*Set exercise*
Find each line containing the word "observado" and report how many there are. Add nothing else.

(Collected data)

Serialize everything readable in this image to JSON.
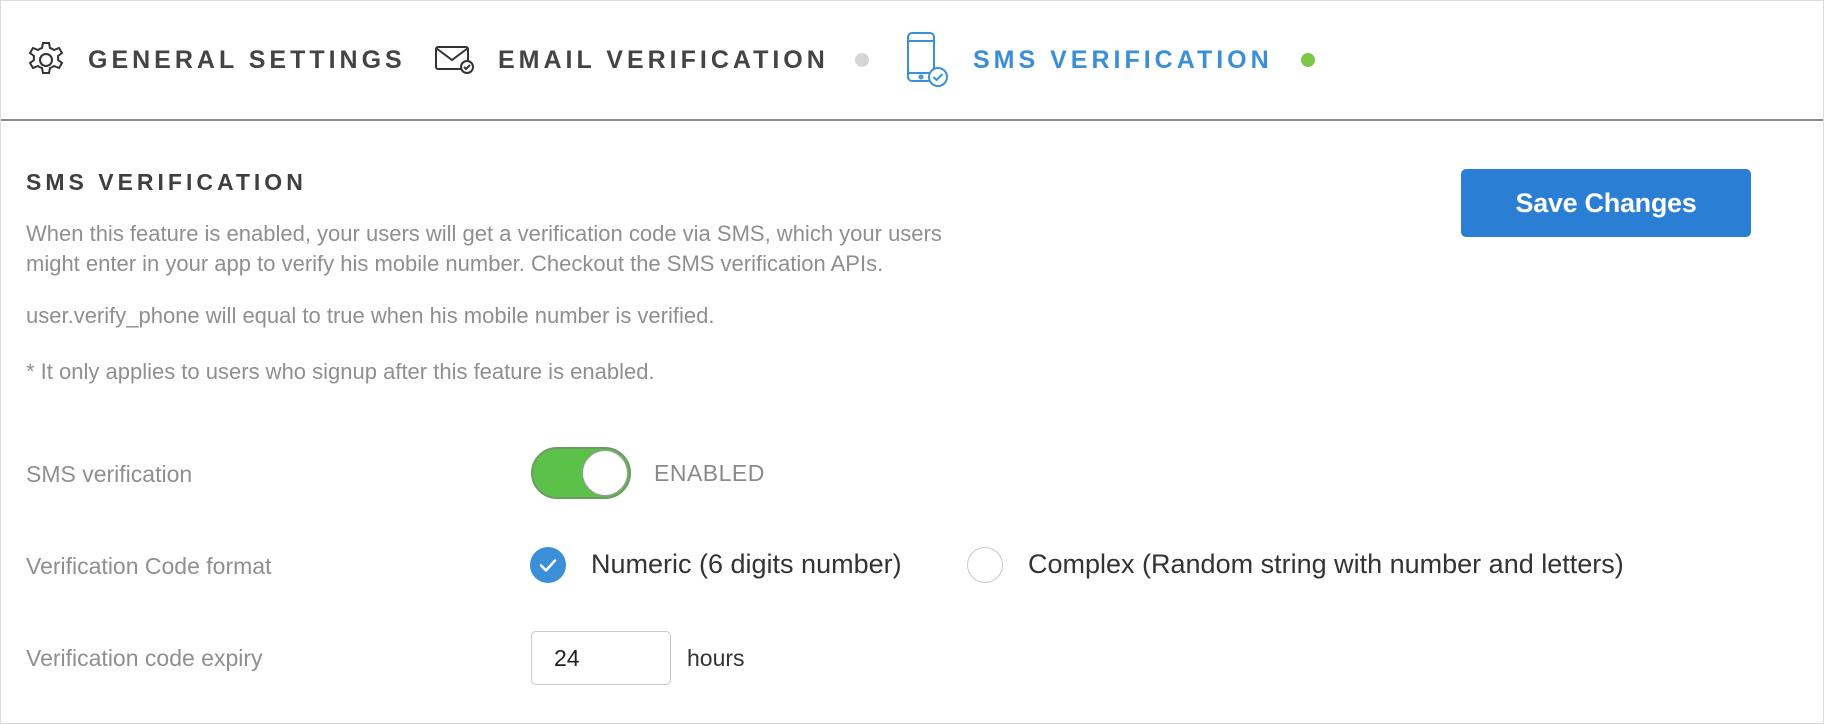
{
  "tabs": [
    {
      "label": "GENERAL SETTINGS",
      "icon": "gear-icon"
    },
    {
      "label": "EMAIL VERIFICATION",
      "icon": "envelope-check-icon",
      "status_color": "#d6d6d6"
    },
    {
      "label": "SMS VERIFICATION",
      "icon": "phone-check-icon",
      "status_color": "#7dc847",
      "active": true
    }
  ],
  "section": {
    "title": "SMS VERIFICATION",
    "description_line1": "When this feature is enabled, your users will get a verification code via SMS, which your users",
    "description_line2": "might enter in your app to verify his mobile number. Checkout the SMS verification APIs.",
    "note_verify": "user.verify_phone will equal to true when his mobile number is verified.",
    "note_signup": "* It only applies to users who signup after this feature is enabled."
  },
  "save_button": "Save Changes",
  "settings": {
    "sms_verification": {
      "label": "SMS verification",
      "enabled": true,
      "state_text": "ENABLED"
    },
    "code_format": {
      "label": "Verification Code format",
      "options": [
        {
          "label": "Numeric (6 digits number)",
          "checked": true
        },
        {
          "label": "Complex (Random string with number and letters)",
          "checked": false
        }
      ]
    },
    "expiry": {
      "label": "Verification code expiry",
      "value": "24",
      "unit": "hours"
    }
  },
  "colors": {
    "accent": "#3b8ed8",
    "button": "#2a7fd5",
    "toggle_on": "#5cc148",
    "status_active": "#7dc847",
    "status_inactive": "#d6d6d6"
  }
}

* * *

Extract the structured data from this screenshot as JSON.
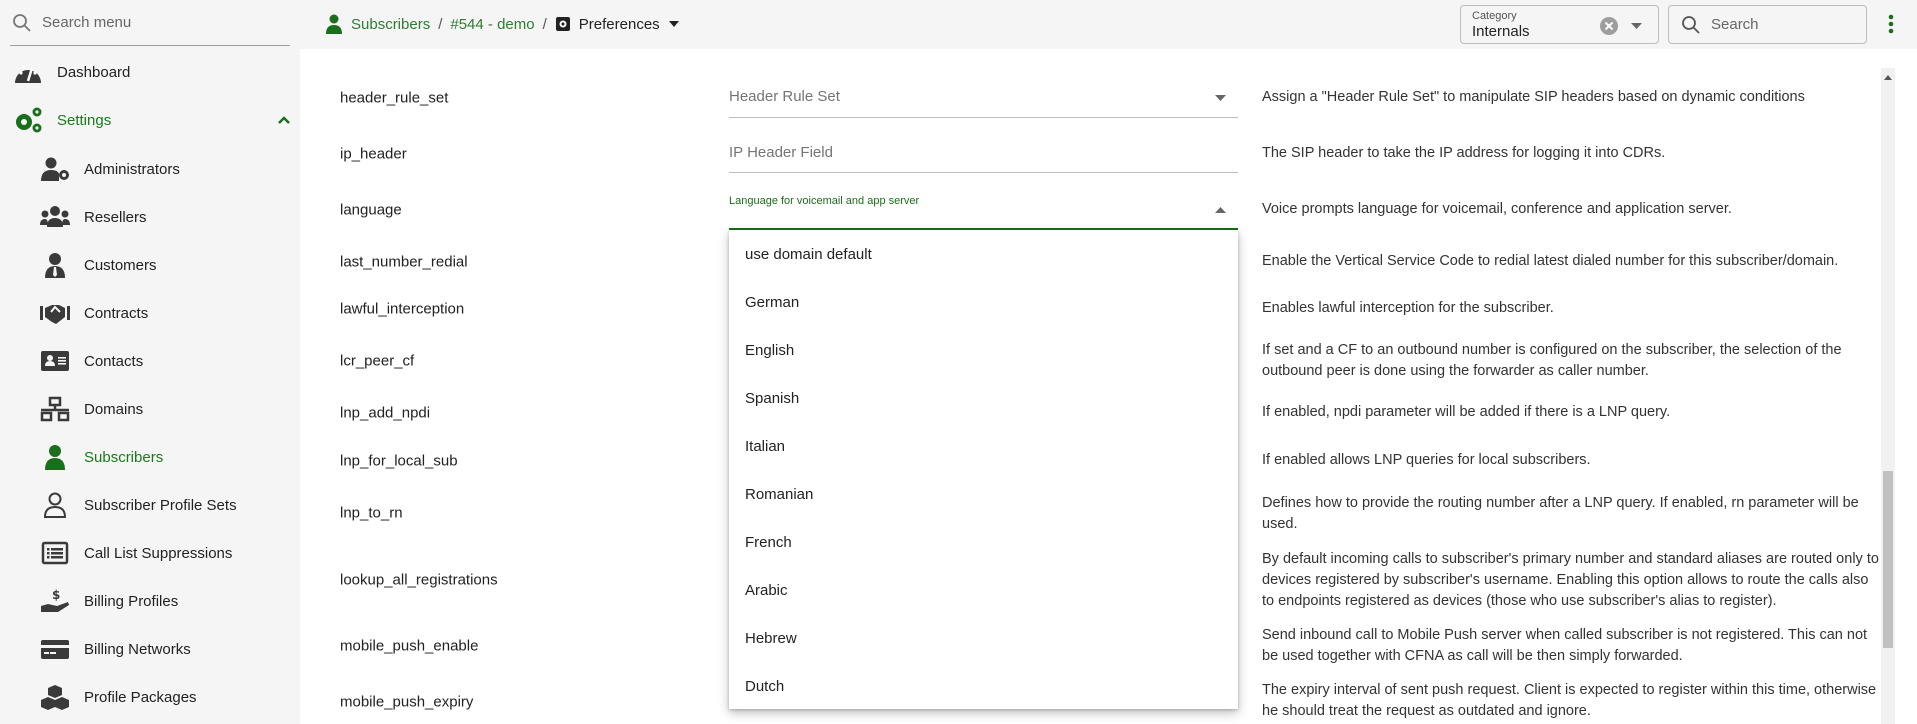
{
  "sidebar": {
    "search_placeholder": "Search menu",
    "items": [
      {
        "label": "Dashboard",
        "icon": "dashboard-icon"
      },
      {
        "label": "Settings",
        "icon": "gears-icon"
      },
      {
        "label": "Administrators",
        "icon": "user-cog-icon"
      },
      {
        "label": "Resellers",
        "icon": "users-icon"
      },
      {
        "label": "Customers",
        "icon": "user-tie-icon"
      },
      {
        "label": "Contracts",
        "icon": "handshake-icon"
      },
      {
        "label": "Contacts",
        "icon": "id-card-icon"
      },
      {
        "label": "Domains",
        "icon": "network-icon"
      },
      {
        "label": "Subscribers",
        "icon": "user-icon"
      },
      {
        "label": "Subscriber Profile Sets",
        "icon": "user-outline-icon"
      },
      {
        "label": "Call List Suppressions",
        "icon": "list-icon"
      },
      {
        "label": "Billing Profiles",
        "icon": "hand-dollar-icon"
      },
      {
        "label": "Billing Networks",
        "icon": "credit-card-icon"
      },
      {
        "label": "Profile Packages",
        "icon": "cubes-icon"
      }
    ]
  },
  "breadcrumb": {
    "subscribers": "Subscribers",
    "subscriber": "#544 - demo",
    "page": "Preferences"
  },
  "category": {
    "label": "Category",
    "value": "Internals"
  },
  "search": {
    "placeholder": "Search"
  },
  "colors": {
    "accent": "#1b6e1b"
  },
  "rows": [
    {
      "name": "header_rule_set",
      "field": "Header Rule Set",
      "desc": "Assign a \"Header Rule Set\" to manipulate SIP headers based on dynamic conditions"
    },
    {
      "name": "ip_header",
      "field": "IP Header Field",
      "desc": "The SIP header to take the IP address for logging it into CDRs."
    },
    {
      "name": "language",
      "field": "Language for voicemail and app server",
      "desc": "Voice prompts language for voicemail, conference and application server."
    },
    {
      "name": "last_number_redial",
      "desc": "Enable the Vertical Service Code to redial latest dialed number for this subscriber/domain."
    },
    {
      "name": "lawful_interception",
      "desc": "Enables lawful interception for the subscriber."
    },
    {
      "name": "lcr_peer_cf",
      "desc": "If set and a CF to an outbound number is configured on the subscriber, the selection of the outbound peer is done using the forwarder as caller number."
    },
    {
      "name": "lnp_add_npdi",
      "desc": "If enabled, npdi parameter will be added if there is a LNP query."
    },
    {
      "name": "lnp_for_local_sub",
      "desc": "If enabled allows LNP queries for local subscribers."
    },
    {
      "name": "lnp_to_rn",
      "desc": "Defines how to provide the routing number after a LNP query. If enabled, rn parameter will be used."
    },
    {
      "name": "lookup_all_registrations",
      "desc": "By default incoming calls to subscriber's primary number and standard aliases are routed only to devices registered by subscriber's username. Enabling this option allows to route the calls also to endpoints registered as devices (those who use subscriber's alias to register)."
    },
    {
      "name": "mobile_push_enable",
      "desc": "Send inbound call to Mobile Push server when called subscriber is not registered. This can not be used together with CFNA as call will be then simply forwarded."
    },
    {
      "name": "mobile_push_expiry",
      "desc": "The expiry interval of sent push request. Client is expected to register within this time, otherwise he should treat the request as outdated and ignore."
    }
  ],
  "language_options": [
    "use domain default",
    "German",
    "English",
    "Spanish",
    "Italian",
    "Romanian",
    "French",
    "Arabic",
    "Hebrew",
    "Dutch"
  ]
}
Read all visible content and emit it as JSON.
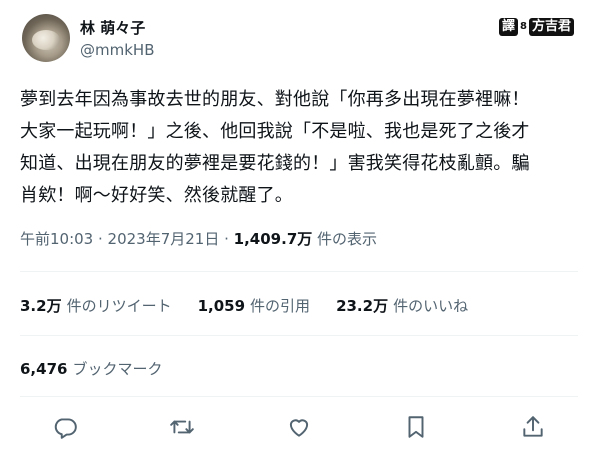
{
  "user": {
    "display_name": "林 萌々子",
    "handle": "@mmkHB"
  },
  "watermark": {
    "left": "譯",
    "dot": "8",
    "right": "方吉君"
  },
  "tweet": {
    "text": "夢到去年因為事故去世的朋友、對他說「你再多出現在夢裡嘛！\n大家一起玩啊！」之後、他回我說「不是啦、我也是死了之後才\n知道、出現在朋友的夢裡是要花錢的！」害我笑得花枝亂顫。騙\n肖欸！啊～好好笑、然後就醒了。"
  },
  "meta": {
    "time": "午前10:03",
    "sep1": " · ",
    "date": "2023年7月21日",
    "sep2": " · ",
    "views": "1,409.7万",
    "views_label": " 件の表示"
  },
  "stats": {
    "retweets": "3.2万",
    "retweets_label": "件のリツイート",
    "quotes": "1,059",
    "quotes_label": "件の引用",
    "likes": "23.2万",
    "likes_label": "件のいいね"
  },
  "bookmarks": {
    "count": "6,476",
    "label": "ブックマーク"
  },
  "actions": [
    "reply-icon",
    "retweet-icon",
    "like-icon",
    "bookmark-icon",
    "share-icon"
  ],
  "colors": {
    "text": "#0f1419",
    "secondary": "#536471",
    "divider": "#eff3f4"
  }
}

---

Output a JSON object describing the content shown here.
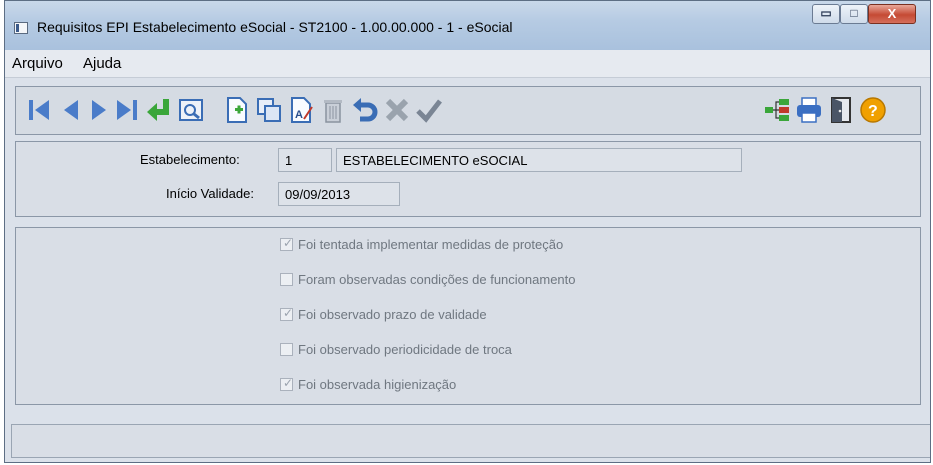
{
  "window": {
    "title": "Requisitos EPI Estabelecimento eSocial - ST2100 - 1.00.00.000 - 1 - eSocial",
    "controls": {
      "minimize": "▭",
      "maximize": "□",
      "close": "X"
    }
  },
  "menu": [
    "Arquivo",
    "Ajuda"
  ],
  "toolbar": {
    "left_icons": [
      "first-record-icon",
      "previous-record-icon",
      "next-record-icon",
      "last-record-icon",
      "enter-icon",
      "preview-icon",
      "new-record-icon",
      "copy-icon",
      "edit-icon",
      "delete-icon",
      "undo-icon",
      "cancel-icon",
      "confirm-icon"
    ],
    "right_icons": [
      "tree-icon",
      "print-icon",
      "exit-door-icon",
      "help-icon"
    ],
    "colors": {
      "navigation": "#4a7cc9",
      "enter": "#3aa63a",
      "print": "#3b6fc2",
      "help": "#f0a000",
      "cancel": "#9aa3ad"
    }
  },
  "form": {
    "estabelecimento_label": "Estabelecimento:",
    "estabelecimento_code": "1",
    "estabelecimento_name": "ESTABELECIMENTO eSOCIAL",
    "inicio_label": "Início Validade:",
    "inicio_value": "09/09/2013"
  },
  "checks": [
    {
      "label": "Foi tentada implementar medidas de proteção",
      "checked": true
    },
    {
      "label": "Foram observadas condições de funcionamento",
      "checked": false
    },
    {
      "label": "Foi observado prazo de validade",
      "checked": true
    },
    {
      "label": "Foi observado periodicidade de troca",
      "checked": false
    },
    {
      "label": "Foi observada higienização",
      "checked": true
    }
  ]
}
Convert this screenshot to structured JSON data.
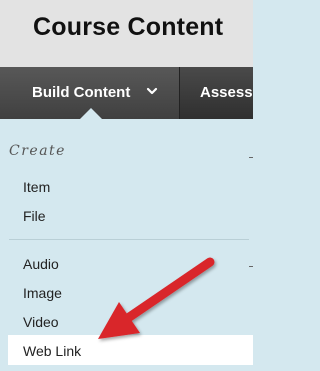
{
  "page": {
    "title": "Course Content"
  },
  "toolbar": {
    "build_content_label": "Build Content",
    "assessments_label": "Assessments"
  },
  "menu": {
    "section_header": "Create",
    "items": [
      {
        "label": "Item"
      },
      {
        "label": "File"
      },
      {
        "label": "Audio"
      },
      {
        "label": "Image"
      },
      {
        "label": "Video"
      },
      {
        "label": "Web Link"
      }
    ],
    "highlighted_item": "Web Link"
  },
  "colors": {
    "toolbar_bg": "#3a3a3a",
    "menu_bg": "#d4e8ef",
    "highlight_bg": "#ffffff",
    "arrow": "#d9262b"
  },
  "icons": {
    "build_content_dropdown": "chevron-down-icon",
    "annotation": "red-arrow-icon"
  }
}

*Expected answer*
2